Exercise objective »
Please write every entry out again, exactly as it reads below.

Stored data START

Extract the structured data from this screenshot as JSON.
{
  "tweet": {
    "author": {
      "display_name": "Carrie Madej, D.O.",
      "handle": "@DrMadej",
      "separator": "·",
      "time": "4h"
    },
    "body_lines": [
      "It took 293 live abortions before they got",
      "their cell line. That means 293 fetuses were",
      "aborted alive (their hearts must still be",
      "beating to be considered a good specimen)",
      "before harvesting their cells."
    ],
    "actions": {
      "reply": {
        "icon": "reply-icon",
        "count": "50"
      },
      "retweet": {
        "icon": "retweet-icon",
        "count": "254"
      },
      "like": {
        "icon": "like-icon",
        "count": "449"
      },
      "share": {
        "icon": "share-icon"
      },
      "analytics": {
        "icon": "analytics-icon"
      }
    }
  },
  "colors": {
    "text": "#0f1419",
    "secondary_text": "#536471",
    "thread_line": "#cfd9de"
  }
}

Stored data END

Response to this task »
Extract the structured data from this screenshot as JSON.
{
  "tweet": {
    "author": {
      "display_name": "Carrie Madej, D.O.",
      "handle": "@DrMadej",
      "separator": "·",
      "time": "4h"
    },
    "body_lines": [
      "It took 293 live abortions before they got",
      "their cell line. That means 293 fetuses were",
      "aborted alive (their hearts must still be",
      "beating to be considered a good specimen)",
      "before harvesting their cells."
    ],
    "actions": {
      "reply": {
        "icon": "reply-icon",
        "count": "50"
      },
      "retweet": {
        "icon": "retweet-icon",
        "count": "254"
      },
      "like": {
        "icon": "like-icon",
        "count": "449"
      },
      "share": {
        "icon": "share-icon"
      },
      "analytics": {
        "icon": "analytics-icon"
      }
    }
  },
  "colors": {
    "text": "#0f1419",
    "secondary_text": "#536471",
    "thread_line": "#cfd9de"
  }
}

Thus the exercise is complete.